*** Opening of Records for processing ***

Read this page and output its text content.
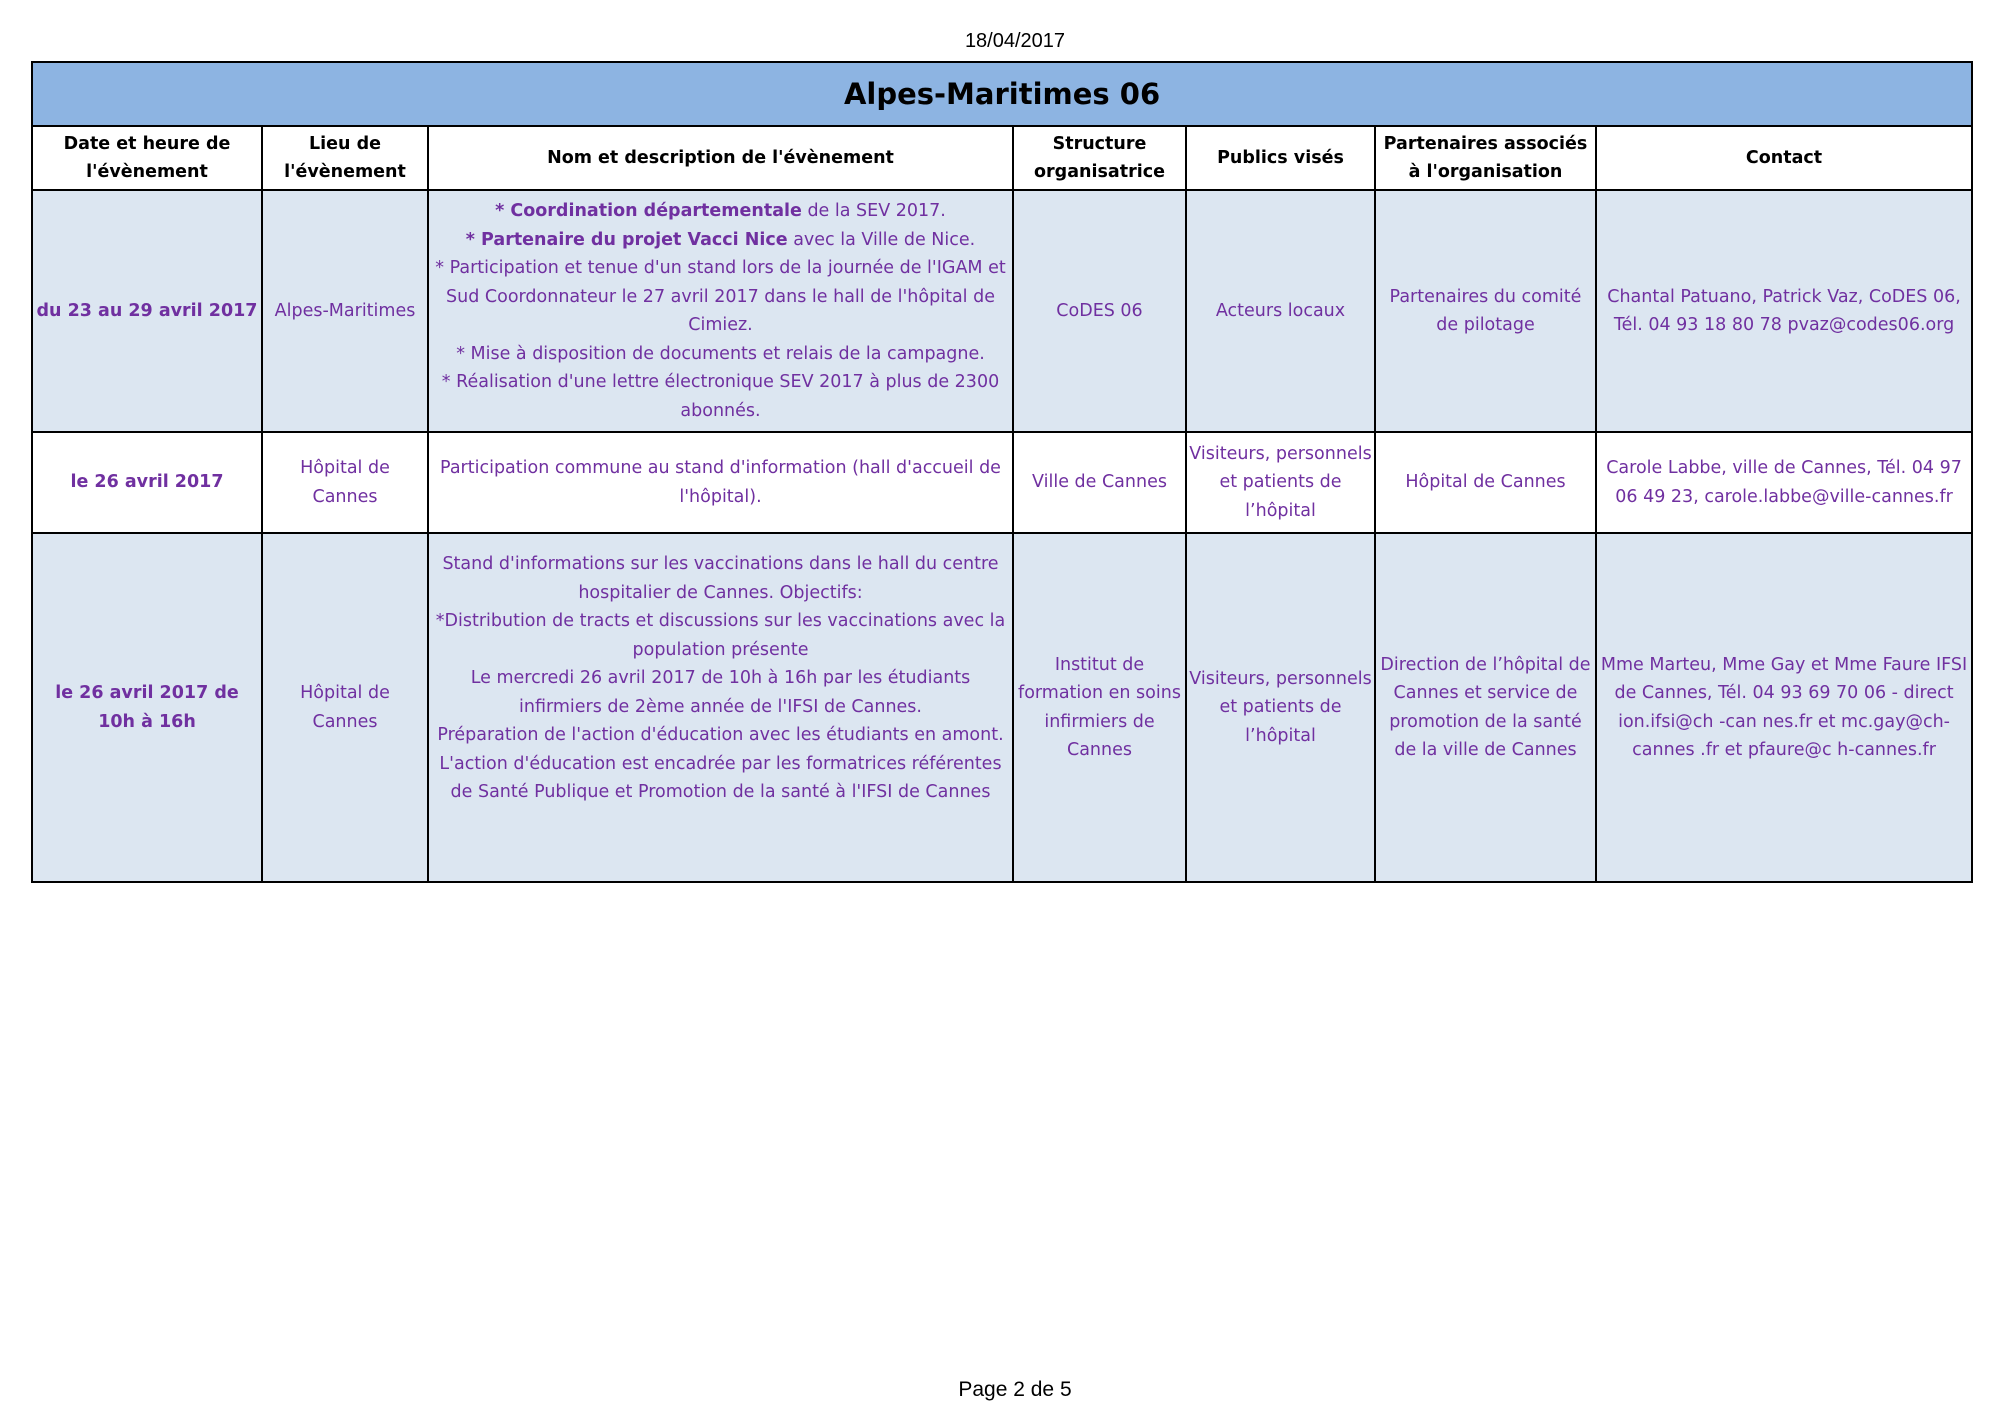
18/04/2017
Alpes-Maritimes 06						
Date et heure de l'évènement	Lieu de l'évènement	Nom et description de l'évènement	Structure organisatrice	Publics visés	Partenaires associés à l'organisation	Contact
du 23 au 29 avril 2017	Alpes-Maritimes	* Coordination départementale de la SEV 2017.
* Partenaire du projet Vacci Nice avec la Ville de Nice.
* Participation et tenue d'un stand lors de la journée de l'IGAM et Sud Coordonnateur le 27 avril 2017 dans le hall de l'hôpital de Cimiez.
* Mise à disposition de documents et relais de la campagne.
* Réalisation d'une lettre électronique SEV 2017 à plus de 2300 abonnés.	CoDES 06	Acteurs locaux	Partenaires du comité de pilotage	Chantal Patuano, Patrick Vaz, CoDES 06, Tél. 04 93 18 80 78 pvaz@codes06.org
le 26 avril 2017	Hôpital de Cannes	Participation commune au stand d'information (hall d'accueil de l'hôpital).	Ville de Cannes	Visiteurs, personnels et patients de l’hôpital	Hôpital de Cannes	Carole Labbe, ville de Cannes, Tél. 04 97 06 49 23, carole.labbe@ville-cannes.fr
le 26 avril 2017 de 10h à 16h	Hôpital de Cannes	Stand d'informations sur les vaccinations dans le hall du centre hospitalier de Cannes. Objectifs:
*Distribution de tracts et discussions sur les vaccinations avec la population présente
Le mercredi 26 avril 2017 de 10h à 16h par les étudiants infirmiers de 2ème année de l'IFSI de Cannes.
Préparation de l'action d'éducation avec les étudiants en amont.
L'action d'éducation est encadrée par les formatrices référentes de Santé Publique et Promotion de la santé à l'IFSI de Cannes	Institut de formation en soins infirmiers de Cannes	Visiteurs, personnels et patients de l’hôpital	Direction de l’hôpital de Cannes et service de promotion de la santé de la ville de Cannes	Mme Marteu, Mme Gay et Mme Faure IFSI de Cannes, Tél. 04 93 69 70 06 - direct ion.ifsi@ch -can nes.fr et mc.gay@ch-cannes .fr et pfaure@c h-cannes.fr
Page 2 de 5
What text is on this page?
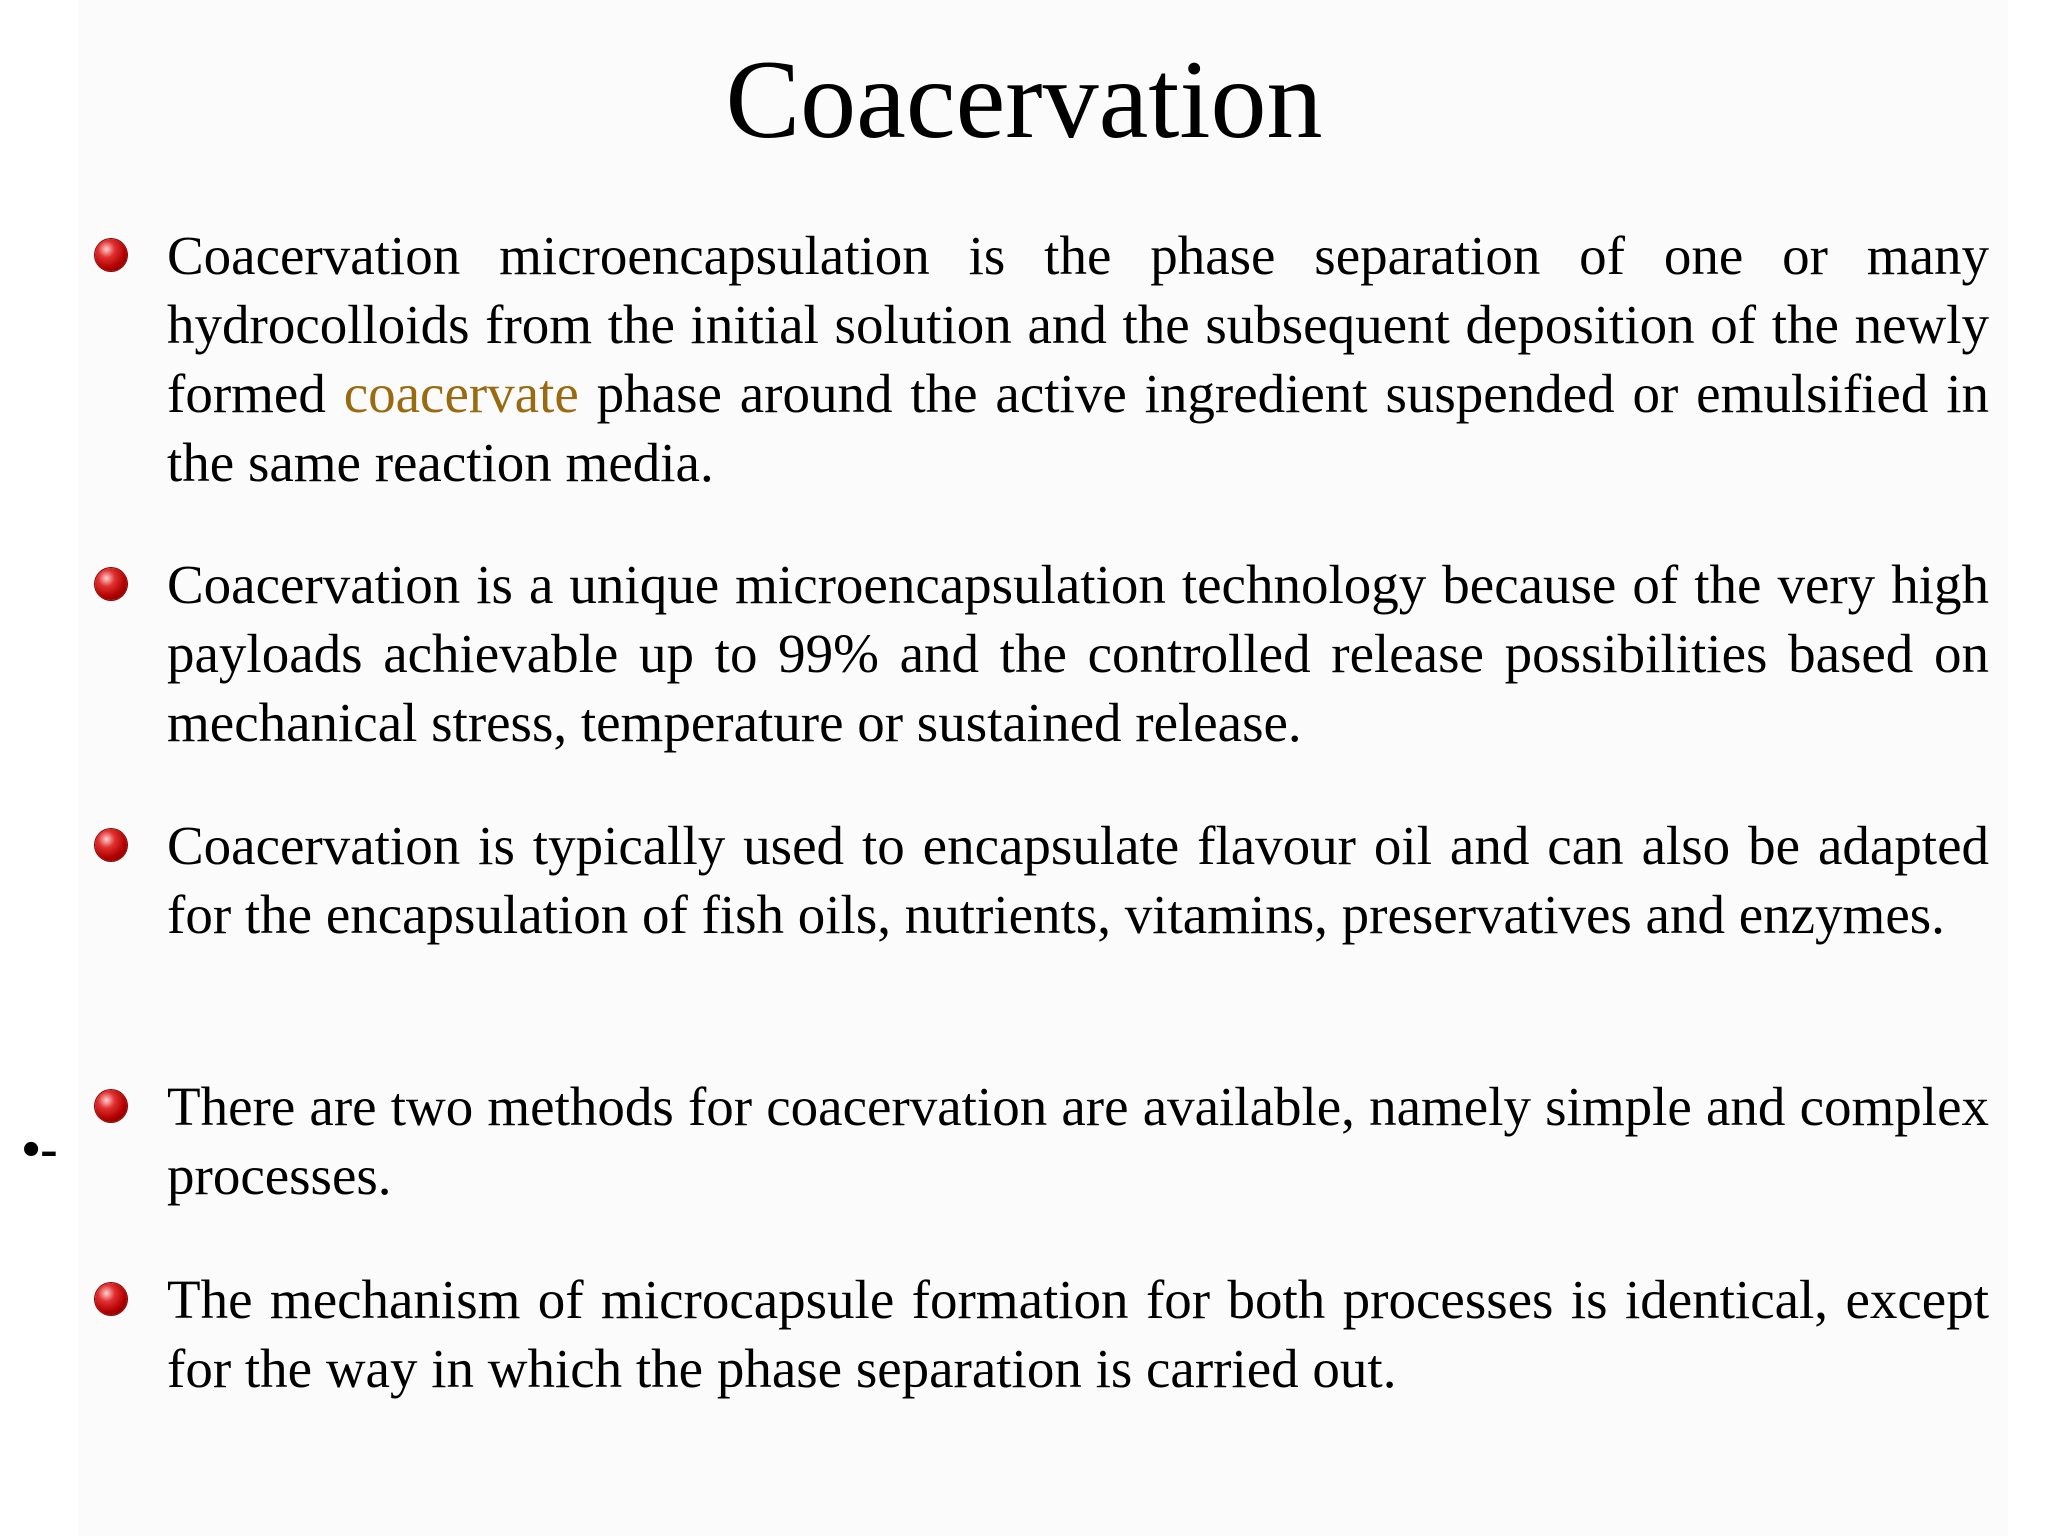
Coacervation

Coacervation microencapsulation is the phase separation of one or many hydrocolloids from the initial solution and the subsequent deposition of the newly formed coacervate phase around the active ingredient suspended or emulsified in the same reaction media.

Coacervation is a unique microencapsulation technology because of the very high payloads achievable up to 99% and the controlled release possibilities based on mechanical stress, temperature or sustained release.

Coacervation is typically used to encapsulate flavour oil and can also be adapted for the encapsulation of fish oils, nutrients, vitamins, preservatives and enzymes.

There are two methods for coacervation are available, namely simple and complex processes.

The mechanism of microcapsule formation for both processes is identical, except for the way in which the phase separation is carried out.

•-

*** Close of Records for processing ***

What's needed is an exact copy of every entry, free of pictures.

Read this page and output its text content.
18/04/2017
Alpes-Maritimes 06						
Date et heure de l'évènement	Lieu de l'évènement	Nom et description de l'évènement	Structure organisatrice	Publics visés	Partenaires associés à l'organisation	Contact
du 23 au 29 avril 2017	Alpes-Maritimes	* Coordination départementale de la SEV 2017.
* Partenaire du projet Vacci Nice avec la Ville de Nice.
* Participation et tenue d'un stand lors de la journée de l'IGAM et Sud Coordonnateur le 27 avril 2017 dans le hall de l'hôpital de Cimiez.
* Mise à disposition de documents et relais de la campagne.
* Réalisation d'une lettre électronique SEV 2017 à plus de 2300 abonnés.	CoDES 06	Acteurs locaux	Partenaires du comité de pilotage	Chantal Patuano, Patrick Vaz, CoDES 06, Tél. 04 93 18 80 78 pvaz@codes06.org
le 26 avril 2017	Hôpital de Cannes	Participation commune au stand d'information (hall d'accueil de l'hôpital).	Ville de Cannes	Visiteurs, personnels et patients de l’hôpital	Hôpital de Cannes	Carole Labbe, ville de Cannes, Tél. 04 97 06 49 23, carole.labbe@ville-cannes.fr
le 26 avril 2017 de 10h à 16h	Hôpital de Cannes	Stand d'informations sur les vaccinations dans le hall du centre hospitalier de Cannes. Objectifs:
*Distribution de tracts et discussions sur les vaccinations avec la population présente
Le mercredi 26 avril 2017 de 10h à 16h par les étudiants infirmiers de 2ème année de l'IFSI de Cannes.
Préparation de l'action d'éducation avec les étudiants en amont.
L'action d'éducation est encadrée par les formatrices référentes de Santé Publique et Promotion de la santé à l'IFSI de Cannes	Institut de formation en soins infirmiers de Cannes	Visiteurs, personnels et patients de l’hôpital	Direction de l’hôpital de Cannes et service de promotion de la santé de la ville de Cannes	Mme Marteu, Mme Gay et Mme Faure IFSI de Cannes, Tél. 04 93 69 70 06 - direct ion.ifsi@ch -can nes.fr et mc.gay@ch-cannes .fr et pfaure@c h-cannes.fr
Page 2 de 5
What text is on this page?
Coacervation

Coacervation microencapsulation is the phase separation of one or many hydrocolloids from the initial solution and the subsequent deposition of the newly formed coacervate phase around the active ingredient suspended or emulsified in the same reaction media.

Coacervation is a unique microencapsulation technology because of the very high payloads achievable up to 99% and the controlled release possibilities based on mechanical stress, temperature or sustained release.

Coacervation is typically used to encapsulate flavour oil and can also be adapted for the encapsulation of fish oils, nutrients, vitamins, preservatives and enzymes.

There are two methods for coacervation are available, namely simple and complex processes.

The mechanism of microcapsule formation for both processes is identical, except for the way in which the phase separation is carried out.

•-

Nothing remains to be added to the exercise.